Do this: Copy each line below without leaving any out.

Part of a data file:
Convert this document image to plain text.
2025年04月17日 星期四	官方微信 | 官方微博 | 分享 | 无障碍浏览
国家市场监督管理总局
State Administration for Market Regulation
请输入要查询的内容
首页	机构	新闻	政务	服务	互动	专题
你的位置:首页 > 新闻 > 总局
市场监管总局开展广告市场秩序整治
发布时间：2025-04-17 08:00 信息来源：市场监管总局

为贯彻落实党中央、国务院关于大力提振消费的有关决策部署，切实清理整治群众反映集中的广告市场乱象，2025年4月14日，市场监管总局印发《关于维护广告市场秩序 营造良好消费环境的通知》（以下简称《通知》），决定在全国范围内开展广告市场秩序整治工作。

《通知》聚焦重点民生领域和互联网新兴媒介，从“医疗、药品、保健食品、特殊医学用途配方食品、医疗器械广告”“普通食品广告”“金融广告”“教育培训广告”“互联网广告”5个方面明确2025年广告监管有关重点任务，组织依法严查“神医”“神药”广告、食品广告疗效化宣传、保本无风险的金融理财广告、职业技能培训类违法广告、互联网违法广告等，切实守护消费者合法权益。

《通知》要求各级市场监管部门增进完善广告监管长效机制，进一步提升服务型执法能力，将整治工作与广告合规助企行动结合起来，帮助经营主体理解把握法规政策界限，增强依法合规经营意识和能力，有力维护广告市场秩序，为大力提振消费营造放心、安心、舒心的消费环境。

Complete answer:
Convert this document image to plain text.
2025年04月17日 星期四	官方微信 | 官方微博 | 分享 | 无障碍浏览
国家市场监督管理总局
State Administration for Market Regulation
请输入要查询的内容
首页	机构	新闻	政务	服务	互动	专题
你的位置:首页 > 新闻 > 总局
市场监管总局开展广告市场秩序整治
发布时间：2025-04-17 08:00 信息来源：市场监管总局

为贯彻落实党中央、国务院关于大力提振消费的有关决策部署，切实清理整治群众反映集中的广告市场乱象，2025年4月14日，市场监管总局印发《关于维护广告市场秩序 营造良好消费环境的通知》（以下简称《通知》），决定在全国范围内开展广告市场秩序整治工作。

《通知》聚焦重点民生领域和互联网新兴媒介，从“医疗、药品、保健食品、特殊医学用途配方食品、医疗器械广告”“普通食品广告”“金融广告”“教育培训广告”“互联网广告”5个方面明确2025年广告监管有关重点任务，组织依法严查“神医”“神药”广告、食品广告疗效化宣传、保本无风险的金融理财广告、职业技能培训类违法广告、互联网违法广告等，切实守护消费者合法权益。

《通知》要求各级市场监管部门增进完善广告监管长效机制，进一步提升服务型执法能力，将整治工作与广告合规助企行动结合起来，帮助经营主体理解把握法规政策界限，增强依法合规经营意识和能力，有力维护广告市场秩序，为大力提振消费营造放心、安心、舒心的消费环境。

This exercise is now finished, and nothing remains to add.